WORK TO BE COMPLETED. Set down the material below verbatim, starting at its first line and ending with the line that contains "y-tick-label: 60% — [858, 196, 890, 213]", both included.
::::::
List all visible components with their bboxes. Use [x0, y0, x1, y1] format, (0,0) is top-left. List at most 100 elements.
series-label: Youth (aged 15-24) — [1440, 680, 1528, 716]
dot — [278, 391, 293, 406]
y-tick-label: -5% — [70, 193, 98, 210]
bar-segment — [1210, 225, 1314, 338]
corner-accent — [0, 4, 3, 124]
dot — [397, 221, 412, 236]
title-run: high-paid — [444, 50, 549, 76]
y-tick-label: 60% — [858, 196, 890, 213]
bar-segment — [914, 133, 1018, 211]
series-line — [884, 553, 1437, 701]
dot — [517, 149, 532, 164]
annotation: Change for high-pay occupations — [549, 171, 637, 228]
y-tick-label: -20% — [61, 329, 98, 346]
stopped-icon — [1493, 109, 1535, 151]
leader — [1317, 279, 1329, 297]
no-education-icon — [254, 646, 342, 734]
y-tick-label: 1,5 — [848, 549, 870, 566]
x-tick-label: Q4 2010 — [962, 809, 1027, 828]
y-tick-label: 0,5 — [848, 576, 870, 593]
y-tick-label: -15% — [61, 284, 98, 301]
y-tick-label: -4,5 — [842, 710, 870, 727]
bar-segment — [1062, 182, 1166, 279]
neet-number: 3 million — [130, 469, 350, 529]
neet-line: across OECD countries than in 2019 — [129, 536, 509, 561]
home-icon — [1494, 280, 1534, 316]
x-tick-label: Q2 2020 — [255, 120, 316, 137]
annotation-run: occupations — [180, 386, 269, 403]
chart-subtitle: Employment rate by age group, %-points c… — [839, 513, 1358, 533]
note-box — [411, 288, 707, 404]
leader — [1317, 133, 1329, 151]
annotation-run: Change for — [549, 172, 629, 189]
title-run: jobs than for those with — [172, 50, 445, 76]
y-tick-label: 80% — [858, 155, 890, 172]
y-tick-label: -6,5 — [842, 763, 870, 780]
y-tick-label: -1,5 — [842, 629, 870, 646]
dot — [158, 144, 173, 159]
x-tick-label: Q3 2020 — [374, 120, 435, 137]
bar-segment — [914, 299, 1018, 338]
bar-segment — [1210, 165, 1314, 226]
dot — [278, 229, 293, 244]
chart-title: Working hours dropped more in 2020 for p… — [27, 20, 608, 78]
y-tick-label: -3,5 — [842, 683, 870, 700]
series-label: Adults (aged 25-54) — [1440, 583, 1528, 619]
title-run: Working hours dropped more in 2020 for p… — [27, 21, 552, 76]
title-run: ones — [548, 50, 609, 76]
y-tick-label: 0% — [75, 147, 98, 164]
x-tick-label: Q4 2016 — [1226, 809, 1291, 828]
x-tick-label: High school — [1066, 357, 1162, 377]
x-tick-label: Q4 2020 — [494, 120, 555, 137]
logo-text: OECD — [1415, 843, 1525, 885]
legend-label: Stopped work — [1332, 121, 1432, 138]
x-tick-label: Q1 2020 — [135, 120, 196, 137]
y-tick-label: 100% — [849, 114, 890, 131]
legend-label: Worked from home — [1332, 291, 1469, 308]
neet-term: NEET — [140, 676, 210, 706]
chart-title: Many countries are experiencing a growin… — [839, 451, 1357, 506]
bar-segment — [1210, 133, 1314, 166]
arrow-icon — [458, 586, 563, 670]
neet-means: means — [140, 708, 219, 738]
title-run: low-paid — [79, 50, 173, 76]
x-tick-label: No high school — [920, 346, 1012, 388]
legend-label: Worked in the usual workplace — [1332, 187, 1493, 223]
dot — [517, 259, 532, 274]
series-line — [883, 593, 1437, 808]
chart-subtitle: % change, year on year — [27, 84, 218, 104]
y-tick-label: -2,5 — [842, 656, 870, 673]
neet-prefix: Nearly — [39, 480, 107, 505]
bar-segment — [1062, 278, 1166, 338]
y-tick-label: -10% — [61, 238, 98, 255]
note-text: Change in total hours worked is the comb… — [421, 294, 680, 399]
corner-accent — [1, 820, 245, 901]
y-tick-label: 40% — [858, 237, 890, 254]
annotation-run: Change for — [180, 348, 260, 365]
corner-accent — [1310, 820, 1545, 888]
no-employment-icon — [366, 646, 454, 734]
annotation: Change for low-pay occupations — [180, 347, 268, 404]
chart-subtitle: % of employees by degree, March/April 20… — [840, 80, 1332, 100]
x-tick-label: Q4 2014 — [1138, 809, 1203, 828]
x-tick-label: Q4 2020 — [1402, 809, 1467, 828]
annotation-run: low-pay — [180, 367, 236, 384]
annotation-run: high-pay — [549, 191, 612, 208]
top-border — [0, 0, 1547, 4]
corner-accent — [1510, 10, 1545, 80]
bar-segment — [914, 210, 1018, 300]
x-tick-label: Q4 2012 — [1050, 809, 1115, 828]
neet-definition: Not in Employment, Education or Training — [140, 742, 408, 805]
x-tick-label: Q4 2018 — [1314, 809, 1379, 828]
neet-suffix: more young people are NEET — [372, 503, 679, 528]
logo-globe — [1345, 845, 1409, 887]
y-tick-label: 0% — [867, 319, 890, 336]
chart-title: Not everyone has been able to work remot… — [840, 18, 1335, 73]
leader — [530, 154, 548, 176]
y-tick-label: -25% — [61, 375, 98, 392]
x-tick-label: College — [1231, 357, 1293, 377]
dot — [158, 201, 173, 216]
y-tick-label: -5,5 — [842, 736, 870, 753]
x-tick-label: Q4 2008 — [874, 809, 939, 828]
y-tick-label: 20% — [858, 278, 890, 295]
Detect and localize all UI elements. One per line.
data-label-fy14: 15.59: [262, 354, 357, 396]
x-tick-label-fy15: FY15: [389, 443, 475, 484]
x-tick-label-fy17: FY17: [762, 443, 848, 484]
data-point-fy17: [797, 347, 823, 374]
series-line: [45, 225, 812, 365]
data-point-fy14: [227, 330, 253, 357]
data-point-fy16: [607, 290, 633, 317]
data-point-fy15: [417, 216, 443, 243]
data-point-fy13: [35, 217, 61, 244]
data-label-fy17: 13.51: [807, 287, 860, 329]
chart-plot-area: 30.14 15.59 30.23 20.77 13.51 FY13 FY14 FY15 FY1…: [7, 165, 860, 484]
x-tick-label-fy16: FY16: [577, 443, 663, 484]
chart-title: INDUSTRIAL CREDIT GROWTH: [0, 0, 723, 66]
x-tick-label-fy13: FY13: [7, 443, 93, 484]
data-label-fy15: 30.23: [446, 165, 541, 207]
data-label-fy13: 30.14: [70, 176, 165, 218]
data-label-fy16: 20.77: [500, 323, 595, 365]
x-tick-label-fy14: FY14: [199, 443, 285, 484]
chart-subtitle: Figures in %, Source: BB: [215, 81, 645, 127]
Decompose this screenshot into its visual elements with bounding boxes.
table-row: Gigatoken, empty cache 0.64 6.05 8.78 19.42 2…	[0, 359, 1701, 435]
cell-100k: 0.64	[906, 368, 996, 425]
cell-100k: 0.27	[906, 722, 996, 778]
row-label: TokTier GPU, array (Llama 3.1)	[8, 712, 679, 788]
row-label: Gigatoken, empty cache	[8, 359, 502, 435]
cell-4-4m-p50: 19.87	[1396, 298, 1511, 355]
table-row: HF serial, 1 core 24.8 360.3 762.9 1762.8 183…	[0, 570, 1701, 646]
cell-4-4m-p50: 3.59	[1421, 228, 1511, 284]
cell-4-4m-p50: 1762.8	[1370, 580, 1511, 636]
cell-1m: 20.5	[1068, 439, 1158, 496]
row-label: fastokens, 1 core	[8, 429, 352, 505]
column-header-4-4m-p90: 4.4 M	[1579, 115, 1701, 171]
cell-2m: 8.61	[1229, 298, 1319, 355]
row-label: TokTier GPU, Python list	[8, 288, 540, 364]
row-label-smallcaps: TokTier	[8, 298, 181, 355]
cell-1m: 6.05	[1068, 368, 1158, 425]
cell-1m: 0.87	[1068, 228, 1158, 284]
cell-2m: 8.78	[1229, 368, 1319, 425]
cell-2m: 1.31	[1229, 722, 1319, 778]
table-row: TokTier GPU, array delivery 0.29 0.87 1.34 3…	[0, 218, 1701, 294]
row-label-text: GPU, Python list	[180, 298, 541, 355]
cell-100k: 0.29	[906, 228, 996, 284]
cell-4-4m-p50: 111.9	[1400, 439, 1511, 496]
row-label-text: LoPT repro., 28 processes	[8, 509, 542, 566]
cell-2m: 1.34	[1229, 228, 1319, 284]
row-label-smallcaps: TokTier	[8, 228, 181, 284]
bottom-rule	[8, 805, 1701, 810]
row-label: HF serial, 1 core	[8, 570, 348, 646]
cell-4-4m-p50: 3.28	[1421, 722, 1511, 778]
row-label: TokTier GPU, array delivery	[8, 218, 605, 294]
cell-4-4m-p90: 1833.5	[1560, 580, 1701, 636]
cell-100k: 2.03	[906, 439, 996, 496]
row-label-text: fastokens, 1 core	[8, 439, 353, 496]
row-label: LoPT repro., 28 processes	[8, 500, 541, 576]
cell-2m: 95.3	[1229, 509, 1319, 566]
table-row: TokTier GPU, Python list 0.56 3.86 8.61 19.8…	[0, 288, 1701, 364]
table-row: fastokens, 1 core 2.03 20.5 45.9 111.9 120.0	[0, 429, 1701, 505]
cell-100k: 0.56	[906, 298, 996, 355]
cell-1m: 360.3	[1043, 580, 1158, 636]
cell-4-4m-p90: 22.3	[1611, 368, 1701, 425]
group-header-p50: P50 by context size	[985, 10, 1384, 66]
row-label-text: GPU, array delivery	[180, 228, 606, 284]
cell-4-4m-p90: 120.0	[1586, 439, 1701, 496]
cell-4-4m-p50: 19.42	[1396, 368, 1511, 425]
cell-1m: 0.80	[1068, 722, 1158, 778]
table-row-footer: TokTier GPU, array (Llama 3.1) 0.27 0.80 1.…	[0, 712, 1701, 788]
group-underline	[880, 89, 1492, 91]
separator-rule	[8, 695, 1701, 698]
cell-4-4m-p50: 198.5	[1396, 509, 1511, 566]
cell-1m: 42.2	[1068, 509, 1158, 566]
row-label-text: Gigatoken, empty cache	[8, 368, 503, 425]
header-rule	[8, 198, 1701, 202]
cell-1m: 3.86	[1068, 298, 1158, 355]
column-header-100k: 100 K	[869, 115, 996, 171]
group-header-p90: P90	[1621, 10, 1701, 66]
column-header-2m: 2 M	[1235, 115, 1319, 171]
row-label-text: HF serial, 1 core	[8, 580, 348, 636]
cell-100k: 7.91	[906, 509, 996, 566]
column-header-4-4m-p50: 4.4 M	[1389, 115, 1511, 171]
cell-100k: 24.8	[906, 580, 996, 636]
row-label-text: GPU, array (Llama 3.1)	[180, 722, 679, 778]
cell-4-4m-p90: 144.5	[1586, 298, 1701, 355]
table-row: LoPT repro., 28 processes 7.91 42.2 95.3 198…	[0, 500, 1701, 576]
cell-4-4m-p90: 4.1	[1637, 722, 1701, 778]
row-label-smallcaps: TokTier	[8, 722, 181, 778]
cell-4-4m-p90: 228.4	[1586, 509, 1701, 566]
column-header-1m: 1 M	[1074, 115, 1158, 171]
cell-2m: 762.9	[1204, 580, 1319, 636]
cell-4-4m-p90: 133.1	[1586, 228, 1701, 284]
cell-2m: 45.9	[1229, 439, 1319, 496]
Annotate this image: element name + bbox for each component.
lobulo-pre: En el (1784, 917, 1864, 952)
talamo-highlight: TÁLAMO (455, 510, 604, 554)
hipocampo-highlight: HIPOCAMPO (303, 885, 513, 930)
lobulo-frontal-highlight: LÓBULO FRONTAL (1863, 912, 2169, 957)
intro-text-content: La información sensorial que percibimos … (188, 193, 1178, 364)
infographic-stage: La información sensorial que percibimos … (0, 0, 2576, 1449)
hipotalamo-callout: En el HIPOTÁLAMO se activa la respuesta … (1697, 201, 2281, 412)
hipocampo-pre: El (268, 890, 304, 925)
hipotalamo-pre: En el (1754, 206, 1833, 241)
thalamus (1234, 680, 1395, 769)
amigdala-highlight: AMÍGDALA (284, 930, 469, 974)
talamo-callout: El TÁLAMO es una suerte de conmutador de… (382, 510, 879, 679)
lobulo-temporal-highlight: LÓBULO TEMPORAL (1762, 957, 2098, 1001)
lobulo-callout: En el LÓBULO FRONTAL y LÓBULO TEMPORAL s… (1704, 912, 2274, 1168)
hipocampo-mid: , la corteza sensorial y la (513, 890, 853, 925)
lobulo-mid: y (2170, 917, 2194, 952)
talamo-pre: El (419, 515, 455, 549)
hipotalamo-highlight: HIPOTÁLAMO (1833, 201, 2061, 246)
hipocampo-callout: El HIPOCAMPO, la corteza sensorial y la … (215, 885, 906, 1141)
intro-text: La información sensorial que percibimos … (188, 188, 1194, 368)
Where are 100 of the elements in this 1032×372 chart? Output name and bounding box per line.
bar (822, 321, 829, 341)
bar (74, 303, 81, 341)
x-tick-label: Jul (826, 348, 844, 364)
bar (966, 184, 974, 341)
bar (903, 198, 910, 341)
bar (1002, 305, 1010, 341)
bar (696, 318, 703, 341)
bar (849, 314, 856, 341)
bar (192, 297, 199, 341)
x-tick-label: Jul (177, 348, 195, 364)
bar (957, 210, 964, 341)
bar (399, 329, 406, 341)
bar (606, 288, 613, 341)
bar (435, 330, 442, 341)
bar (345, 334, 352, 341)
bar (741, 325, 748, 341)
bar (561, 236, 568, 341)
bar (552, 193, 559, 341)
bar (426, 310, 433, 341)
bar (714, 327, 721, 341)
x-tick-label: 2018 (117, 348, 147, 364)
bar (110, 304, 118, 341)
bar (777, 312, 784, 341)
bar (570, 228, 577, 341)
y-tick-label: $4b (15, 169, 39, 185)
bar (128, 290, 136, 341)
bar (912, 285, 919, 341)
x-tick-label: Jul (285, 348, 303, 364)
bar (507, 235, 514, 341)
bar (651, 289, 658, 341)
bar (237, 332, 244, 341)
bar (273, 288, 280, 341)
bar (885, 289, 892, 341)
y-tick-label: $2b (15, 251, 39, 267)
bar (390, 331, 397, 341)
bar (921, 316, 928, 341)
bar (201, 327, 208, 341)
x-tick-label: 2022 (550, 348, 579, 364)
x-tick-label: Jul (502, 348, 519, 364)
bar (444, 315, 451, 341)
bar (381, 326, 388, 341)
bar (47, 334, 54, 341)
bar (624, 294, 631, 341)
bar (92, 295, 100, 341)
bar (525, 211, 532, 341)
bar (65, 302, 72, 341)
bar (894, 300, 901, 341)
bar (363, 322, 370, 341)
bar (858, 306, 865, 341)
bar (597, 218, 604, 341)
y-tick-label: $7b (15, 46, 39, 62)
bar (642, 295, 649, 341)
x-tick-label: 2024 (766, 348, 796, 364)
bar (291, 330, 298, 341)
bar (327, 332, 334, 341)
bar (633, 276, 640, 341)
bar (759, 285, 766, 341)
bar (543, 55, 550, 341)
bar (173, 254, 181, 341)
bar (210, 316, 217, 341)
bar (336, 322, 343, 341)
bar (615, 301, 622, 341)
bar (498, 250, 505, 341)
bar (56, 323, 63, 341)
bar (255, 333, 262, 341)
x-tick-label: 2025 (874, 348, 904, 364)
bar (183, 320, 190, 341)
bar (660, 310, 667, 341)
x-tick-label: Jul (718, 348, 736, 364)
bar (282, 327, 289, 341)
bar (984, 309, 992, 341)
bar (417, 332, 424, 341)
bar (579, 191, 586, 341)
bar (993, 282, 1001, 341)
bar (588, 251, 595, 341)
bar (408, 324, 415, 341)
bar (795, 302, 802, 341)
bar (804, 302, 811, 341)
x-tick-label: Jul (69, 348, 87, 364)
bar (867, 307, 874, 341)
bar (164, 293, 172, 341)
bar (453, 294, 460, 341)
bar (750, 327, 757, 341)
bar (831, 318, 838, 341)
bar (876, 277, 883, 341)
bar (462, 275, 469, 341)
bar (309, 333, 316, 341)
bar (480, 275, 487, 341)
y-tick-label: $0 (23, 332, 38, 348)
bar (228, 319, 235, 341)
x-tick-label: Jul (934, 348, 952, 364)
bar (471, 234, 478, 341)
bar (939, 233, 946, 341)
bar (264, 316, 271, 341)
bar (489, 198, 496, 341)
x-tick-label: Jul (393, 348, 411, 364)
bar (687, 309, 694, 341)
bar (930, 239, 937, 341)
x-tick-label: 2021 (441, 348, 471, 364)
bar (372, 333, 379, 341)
::::::
SOLUTION FOR THIS TASK.
List all visible components with their bboxes. Use [x0, y0, x1, y1] format, (0,0) is top-left. List at most 100 elements.
series-label: Youth (aged 15-24) — [1440, 680, 1528, 716]
dot — [278, 391, 293, 406]
y-tick-label: -5% — [70, 193, 98, 210]
bar-segment — [1210, 225, 1314, 338]
corner-accent — [0, 4, 3, 124]
dot — [397, 221, 412, 236]
title-run: high-paid — [444, 50, 549, 76]
y-tick-label: 60% — [858, 196, 890, 213]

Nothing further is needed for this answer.